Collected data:
___

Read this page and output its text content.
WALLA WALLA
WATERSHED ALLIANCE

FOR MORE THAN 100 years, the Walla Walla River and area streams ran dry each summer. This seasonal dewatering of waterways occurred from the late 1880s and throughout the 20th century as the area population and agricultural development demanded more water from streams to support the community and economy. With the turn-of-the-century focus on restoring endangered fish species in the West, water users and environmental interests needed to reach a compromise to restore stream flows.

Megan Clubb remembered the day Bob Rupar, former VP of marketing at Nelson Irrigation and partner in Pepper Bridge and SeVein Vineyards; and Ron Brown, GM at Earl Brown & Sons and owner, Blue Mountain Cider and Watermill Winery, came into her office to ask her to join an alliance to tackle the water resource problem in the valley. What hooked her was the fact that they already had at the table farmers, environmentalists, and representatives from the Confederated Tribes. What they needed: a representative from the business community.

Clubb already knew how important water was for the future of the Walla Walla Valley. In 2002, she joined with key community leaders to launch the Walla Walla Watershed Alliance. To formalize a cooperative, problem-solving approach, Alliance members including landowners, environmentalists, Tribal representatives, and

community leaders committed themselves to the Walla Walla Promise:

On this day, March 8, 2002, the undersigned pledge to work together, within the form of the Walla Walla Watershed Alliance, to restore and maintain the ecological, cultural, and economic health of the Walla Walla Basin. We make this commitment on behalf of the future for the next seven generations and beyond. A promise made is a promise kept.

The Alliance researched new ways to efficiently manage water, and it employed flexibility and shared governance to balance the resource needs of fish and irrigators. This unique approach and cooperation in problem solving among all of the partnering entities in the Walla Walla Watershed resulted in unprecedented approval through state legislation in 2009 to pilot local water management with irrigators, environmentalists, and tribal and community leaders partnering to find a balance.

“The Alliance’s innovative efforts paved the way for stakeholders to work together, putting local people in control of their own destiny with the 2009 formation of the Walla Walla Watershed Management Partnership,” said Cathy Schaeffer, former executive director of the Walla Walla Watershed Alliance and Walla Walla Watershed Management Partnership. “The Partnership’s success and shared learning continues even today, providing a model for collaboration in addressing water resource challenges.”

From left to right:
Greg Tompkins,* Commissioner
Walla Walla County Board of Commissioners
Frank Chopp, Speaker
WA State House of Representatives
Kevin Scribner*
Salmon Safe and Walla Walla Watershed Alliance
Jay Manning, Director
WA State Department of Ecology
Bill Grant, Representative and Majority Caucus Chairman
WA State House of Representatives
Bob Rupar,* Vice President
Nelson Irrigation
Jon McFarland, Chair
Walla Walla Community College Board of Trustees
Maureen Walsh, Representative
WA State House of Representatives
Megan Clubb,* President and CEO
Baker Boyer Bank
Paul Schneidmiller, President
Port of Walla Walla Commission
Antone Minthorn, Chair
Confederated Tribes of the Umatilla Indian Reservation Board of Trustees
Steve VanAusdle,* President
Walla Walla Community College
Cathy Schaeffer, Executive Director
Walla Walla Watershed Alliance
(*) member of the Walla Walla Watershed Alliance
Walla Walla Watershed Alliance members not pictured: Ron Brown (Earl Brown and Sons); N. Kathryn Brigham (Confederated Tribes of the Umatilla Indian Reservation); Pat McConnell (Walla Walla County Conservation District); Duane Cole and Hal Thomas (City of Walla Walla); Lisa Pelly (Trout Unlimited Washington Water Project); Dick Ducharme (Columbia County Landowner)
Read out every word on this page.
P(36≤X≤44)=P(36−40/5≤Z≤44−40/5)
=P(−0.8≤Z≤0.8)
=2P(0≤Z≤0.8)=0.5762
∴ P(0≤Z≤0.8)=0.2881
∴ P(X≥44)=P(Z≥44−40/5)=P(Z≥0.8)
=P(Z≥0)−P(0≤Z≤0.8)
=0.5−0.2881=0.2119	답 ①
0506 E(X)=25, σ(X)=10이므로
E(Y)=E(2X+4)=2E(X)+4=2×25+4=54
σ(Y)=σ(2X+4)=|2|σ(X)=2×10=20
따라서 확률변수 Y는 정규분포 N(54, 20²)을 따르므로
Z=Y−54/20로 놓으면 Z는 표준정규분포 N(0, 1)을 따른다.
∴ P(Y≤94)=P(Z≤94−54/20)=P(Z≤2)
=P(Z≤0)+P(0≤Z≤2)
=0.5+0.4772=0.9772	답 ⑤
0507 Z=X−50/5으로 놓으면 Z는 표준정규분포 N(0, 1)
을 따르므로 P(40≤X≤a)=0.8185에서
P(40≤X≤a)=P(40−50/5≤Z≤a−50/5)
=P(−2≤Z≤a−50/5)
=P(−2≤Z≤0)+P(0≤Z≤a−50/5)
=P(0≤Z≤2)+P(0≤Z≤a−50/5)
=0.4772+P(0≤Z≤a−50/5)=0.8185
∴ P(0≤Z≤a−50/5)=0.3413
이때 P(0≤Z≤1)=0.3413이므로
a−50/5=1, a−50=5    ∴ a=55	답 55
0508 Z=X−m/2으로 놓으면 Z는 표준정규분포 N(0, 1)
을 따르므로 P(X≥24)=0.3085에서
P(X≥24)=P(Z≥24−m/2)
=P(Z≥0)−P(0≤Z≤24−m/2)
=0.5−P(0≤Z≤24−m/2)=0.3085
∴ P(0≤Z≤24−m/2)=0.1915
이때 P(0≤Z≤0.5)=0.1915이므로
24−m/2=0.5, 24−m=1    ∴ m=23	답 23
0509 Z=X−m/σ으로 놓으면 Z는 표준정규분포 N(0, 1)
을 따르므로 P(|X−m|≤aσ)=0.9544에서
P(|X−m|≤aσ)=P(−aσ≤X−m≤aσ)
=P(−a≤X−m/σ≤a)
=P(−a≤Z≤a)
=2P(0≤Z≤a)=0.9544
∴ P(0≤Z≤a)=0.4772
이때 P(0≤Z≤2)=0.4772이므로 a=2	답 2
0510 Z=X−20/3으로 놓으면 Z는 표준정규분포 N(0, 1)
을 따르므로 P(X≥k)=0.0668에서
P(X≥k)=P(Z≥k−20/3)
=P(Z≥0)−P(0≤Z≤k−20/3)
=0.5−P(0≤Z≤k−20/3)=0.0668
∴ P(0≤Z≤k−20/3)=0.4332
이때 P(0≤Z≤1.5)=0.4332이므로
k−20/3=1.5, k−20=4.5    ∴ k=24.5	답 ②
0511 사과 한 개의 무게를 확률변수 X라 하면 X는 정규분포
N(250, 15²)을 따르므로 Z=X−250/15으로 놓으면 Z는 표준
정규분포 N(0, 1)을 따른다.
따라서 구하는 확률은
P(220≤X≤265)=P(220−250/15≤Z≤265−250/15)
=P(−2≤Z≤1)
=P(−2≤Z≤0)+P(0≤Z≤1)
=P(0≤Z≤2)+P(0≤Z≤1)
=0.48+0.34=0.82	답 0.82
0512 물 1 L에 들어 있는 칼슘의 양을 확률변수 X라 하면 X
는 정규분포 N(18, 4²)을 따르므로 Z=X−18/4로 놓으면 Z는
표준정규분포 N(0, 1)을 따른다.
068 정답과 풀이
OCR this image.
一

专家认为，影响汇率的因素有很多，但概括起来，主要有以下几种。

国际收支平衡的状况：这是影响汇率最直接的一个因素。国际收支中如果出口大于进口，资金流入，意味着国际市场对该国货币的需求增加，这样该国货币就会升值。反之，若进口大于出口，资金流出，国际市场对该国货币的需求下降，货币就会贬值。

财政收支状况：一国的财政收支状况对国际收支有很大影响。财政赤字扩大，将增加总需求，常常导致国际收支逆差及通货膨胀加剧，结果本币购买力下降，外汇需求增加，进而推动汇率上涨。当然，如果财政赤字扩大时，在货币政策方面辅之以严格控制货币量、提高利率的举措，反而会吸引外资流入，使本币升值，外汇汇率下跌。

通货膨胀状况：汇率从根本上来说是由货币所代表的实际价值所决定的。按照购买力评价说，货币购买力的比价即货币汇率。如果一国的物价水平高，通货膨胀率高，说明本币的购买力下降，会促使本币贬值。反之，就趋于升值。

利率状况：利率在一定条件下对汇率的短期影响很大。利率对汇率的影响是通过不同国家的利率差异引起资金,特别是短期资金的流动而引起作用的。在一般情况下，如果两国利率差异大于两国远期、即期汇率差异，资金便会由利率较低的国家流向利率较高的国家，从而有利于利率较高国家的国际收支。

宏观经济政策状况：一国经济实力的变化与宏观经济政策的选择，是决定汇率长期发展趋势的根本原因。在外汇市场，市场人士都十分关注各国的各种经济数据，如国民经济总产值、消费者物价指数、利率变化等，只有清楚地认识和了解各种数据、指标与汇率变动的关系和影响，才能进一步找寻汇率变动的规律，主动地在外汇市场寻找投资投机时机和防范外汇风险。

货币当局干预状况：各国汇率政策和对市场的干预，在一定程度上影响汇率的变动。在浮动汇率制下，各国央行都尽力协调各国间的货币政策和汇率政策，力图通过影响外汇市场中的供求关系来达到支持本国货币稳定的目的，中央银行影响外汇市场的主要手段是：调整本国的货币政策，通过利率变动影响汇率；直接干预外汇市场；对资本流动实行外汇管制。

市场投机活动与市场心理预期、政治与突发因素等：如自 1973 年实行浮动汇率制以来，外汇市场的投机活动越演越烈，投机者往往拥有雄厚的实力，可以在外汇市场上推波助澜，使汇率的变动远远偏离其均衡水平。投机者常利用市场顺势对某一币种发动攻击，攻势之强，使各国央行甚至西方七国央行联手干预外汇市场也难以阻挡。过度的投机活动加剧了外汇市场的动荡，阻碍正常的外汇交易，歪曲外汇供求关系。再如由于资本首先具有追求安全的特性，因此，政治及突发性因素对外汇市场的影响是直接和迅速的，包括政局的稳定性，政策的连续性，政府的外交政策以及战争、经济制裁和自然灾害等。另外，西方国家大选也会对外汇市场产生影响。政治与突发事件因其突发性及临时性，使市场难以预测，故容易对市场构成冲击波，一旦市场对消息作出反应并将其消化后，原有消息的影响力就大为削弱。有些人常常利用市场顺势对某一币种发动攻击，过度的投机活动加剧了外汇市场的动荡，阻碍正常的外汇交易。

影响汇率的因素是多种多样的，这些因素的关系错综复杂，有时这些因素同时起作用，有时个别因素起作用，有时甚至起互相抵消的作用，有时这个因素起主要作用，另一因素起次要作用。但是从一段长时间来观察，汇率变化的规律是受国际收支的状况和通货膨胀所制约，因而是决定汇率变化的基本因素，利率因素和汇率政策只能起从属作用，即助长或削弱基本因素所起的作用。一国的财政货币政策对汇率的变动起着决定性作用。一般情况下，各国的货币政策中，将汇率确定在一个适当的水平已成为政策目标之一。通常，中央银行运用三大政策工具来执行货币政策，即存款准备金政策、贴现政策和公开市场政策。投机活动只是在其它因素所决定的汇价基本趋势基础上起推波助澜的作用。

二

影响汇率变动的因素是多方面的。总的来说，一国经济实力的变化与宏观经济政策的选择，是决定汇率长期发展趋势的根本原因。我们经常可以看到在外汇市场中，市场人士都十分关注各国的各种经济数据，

___

• WHAT TO WORK ON: All lines above with "Trustees" in them should be returned.

• ANSWER:
Walla Walla Community College Board of Trustees
Confederated Tribes of the Umatilla Indian Reservation Board of Trustees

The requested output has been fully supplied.